[Records for the task]
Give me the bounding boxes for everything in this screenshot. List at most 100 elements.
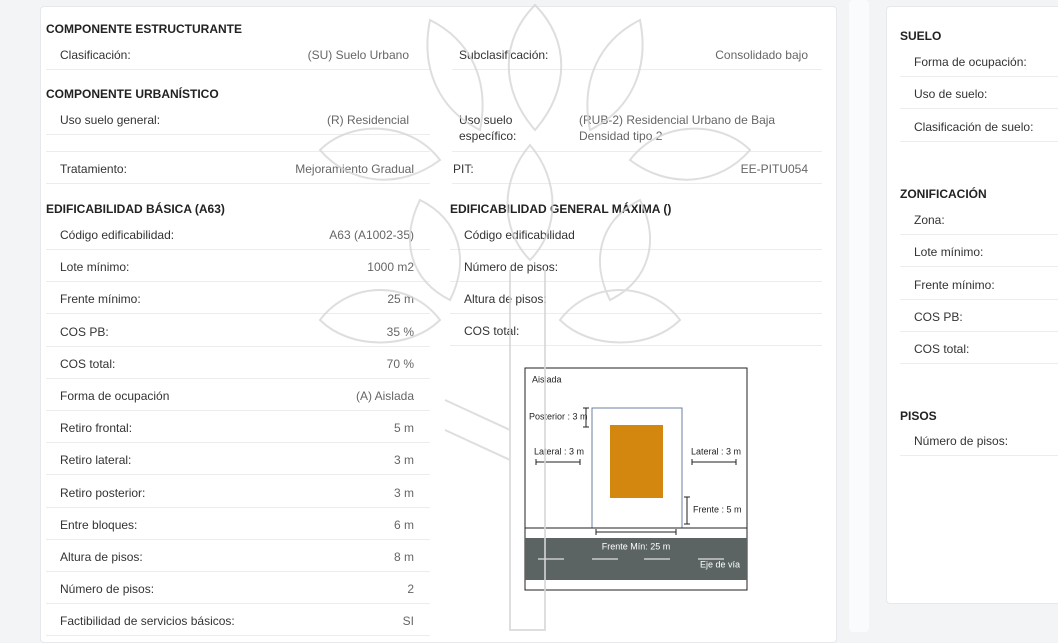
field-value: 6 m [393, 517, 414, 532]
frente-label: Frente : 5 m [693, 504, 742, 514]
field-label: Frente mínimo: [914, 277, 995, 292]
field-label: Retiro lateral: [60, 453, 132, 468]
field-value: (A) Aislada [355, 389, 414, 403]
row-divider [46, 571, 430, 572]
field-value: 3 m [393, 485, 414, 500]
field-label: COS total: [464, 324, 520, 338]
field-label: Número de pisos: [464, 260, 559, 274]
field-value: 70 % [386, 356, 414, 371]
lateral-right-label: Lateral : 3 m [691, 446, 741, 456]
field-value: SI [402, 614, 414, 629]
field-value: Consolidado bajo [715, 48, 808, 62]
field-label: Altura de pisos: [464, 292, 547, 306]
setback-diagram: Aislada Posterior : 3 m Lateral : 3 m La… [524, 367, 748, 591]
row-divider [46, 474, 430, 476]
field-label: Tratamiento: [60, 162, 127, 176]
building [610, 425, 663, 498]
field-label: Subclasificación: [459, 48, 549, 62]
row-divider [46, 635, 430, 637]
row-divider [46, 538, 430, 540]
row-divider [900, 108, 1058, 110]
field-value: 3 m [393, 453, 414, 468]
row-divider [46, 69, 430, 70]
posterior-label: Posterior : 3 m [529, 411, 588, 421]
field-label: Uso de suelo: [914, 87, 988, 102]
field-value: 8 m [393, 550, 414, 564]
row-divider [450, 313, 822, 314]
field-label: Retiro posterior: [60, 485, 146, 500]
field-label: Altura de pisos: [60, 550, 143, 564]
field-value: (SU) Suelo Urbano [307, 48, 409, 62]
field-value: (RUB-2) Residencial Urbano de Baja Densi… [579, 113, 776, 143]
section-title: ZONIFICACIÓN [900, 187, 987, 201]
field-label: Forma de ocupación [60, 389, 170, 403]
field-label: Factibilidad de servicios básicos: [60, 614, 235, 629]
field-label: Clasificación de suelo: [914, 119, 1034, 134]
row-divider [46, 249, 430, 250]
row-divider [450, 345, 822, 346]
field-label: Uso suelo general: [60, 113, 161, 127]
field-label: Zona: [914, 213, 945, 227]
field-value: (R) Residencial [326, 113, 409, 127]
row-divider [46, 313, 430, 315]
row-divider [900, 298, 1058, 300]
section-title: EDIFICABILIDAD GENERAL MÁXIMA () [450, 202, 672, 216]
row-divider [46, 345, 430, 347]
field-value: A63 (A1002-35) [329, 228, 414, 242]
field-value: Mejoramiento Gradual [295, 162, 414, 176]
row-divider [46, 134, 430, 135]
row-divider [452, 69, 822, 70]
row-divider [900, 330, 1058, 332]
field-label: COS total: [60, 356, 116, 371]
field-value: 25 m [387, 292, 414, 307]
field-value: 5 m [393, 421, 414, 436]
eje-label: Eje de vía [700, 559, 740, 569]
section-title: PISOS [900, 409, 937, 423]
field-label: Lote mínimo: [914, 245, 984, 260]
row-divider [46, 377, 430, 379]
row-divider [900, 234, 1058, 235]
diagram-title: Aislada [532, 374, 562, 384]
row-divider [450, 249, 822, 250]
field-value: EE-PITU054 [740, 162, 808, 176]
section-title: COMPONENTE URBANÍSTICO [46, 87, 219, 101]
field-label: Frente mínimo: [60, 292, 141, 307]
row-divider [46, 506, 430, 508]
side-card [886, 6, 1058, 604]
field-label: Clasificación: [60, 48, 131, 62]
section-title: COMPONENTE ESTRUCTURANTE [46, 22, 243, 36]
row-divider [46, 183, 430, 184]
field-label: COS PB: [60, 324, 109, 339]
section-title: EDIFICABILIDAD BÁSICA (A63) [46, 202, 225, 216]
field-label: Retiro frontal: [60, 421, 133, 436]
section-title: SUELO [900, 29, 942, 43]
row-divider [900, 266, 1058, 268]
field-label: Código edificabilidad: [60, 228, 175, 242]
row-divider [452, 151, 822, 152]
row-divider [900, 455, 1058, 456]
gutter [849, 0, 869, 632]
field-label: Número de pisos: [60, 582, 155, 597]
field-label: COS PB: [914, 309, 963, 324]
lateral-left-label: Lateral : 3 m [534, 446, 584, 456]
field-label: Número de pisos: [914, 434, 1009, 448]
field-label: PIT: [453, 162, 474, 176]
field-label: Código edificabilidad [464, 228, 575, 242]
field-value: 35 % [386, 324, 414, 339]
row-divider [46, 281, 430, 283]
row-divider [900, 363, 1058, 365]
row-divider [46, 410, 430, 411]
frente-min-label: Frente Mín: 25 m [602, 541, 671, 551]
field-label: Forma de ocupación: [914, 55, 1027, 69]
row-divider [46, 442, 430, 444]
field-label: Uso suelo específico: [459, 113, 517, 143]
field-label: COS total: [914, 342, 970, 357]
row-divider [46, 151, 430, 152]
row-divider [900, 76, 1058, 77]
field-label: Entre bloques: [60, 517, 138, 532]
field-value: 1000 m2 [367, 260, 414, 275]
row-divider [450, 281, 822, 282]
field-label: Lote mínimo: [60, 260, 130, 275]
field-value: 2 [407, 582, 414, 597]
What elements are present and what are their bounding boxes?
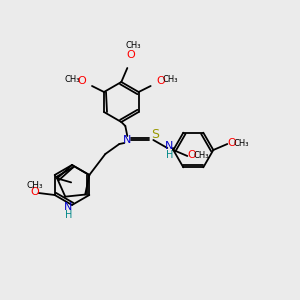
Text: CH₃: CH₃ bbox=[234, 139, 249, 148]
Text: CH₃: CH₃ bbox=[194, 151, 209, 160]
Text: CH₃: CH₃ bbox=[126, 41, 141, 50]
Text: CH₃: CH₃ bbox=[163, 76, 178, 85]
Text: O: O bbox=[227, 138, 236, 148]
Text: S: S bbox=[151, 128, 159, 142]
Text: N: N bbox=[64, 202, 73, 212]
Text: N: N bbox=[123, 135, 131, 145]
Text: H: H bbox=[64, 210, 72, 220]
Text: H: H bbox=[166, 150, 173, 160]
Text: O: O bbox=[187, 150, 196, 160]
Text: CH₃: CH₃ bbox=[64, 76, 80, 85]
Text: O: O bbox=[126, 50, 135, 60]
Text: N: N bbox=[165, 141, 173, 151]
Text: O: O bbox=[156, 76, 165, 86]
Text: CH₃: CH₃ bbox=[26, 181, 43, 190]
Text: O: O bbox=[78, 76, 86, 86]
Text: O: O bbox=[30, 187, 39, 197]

[What you need to do]
Reproduce all the lines above word for word, leaving the pictures out.

[Answer]
Give me the bounding boxes for everything in this screenshot. List at most 100 elements.
field-value: 6 m [393, 517, 414, 532]
frente-label: Frente : 5 m [693, 504, 742, 514]
field-label: Frente mínimo: [914, 277, 995, 292]
field-label: Retiro lateral: [60, 453, 132, 468]
field-value: (A) Aislada [355, 389, 414, 403]
row-divider [46, 571, 430, 572]
field-value: 3 m [393, 485, 414, 500]
field-label: COS total: [464, 324, 520, 338]
field-label: Número de pisos: [464, 260, 559, 274]
field-value: 70 % [386, 356, 414, 371]
lateral-right-label: Lateral : 3 m [691, 446, 741, 456]
field-value: SI [402, 614, 414, 629]
field-value: Consolidado bajo [715, 48, 808, 62]
field-label: Altura de pisos: [464, 292, 547, 306]
setback-diagram: Aislada Posterior : 3 m Lateral : 3 m La… [524, 367, 748, 591]
row-divider [46, 474, 430, 476]
field-label: Tratamiento: [60, 162, 127, 176]
building [610, 425, 663, 498]
field-label: Subclasificación: [459, 48, 549, 62]
row-divider [46, 635, 430, 637]
row-divider [46, 538, 430, 540]
row-divider [900, 108, 1058, 110]
field-value: 3 m [393, 453, 414, 468]
row-divider [46, 69, 430, 70]
posterior-label: Posterior : 3 m [529, 411, 588, 421]
field-label: Uso de suelo: [914, 87, 988, 102]
field-value: 8 m [393, 550, 414, 564]
row-divider [450, 313, 822, 314]
field-label: Retiro posterior: [60, 485, 146, 500]
field-label: Altura de pisos: [60, 550, 143, 564]
field-value: (SU) Suelo Urbano [307, 48, 409, 62]
field-value: (RUB-2) Residencial Urbano de Baja Densi… [579, 113, 776, 143]
section-title: ZONIFICACIÓN [900, 187, 987, 201]
field-label: Forma de ocupación [60, 389, 170, 403]
field-label: Factibilidad de servicios básicos: [60, 614, 235, 629]
field-label: Clasificación de suelo: [914, 119, 1034, 134]
row-divider [46, 249, 430, 250]
row-divider [450, 345, 822, 346]
field-label: Uso suelo general: [60, 113, 161, 127]
field-label: Zona: [914, 213, 945, 227]
field-value: (R) Residencial [326, 113, 409, 127]
row-divider [46, 313, 430, 315]
row-divider [900, 298, 1058, 300]
section-title: EDIFICABILIDAD GENERAL MÁXIMA () [450, 202, 672, 216]
row-divider [46, 345, 430, 347]
field-value: A63 (A1002-35) [329, 228, 414, 242]
field-value: Mejoramiento Gradual [295, 162, 414, 176]
row-divider [46, 134, 430, 135]
row-divider [452, 69, 822, 70]
row-divider [900, 330, 1058, 332]
field-label: COS total: [60, 356, 116, 371]
field-value: 25 m [387, 292, 414, 307]
field-value: 5 m [393, 421, 414, 436]
eje-label: Eje de vía [700, 559, 740, 569]
section-title: PISOS [900, 409, 937, 423]
field-label: Lote mínimo: [914, 245, 984, 260]
row-divider [46, 377, 430, 379]
row-divider [900, 234, 1058, 235]
diagram-title: Aislada [532, 374, 562, 384]
row-divider [450, 249, 822, 250]
field-value: EE-PITU054 [740, 162, 808, 176]
section-title: COMPONENTE URBANÍSTICO [46, 87, 219, 101]
field-label: Frente mínimo: [60, 292, 141, 307]
row-divider [46, 506, 430, 508]
side-card [886, 6, 1058, 604]
field-label: Clasificación: [60, 48, 131, 62]
section-title: COMPONENTE ESTRUCTURANTE [46, 22, 243, 36]
row-divider [46, 183, 430, 184]
field-label: COS PB: [60, 324, 109, 339]
section-title: EDIFICABILIDAD BÁSICA (A63) [46, 202, 225, 216]
field-label: Retiro frontal: [60, 421, 133, 436]
section-title: SUELO [900, 29, 942, 43]
row-divider [900, 266, 1058, 268]
field-label: Código edificabilidad: [60, 228, 175, 242]
row-divider [452, 151, 822, 152]
row-divider [900, 455, 1058, 456]
gutter [849, 0, 869, 632]
field-label: Número de pisos: [60, 582, 155, 597]
field-label: COS PB: [914, 309, 963, 324]
lateral-left-label: Lateral : 3 m [534, 446, 584, 456]
field-label: Número de pisos: [914, 434, 1009, 448]
field-label: PIT: [453, 162, 474, 176]
field-label: Código edificabilidad [464, 228, 575, 242]
field-value: 35 % [386, 324, 414, 339]
row-divider [46, 281, 430, 283]
row-divider [900, 363, 1058, 365]
row-divider [46, 410, 430, 411]
frente-min-label: Frente Mín: 25 m [602, 541, 671, 551]
field-label: Forma de ocupación: [914, 55, 1027, 69]
row-divider [46, 442, 430, 444]
field-label: Uso suelo específico: [459, 113, 517, 143]
field-label: COS total: [914, 342, 970, 357]
row-divider [46, 151, 430, 152]
row-divider [900, 76, 1058, 77]
field-label: Entre bloques: [60, 517, 138, 532]
field-value: 1000 m2 [367, 260, 414, 275]
row-divider [450, 281, 822, 282]
field-label: Lote mínimo: [60, 260, 130, 275]
field-value: 2 [407, 582, 414, 597]
What elements are present and what are their bounding boxes?
Text: CH₃: CH₃ bbox=[234, 139, 249, 148]
Text: CH₃: CH₃ bbox=[194, 151, 209, 160]
Text: CH₃: CH₃ bbox=[126, 41, 141, 50]
Text: CH₃: CH₃ bbox=[163, 76, 178, 85]
Text: O: O bbox=[227, 138, 236, 148]
Text: S: S bbox=[151, 128, 159, 142]
Text: N: N bbox=[64, 202, 73, 212]
Text: N: N bbox=[123, 135, 131, 145]
Text: H: H bbox=[64, 210, 72, 220]
Text: H: H bbox=[166, 150, 173, 160]
Text: O: O bbox=[187, 150, 196, 160]
Text: CH₃: CH₃ bbox=[64, 76, 80, 85]
Text: O: O bbox=[126, 50, 135, 60]
Text: N: N bbox=[165, 141, 173, 151]
Text: O: O bbox=[156, 76, 165, 86]
Text: CH₃: CH₃ bbox=[26, 181, 43, 190]
Text: O: O bbox=[78, 76, 86, 86]
Text: O: O bbox=[30, 187, 39, 197]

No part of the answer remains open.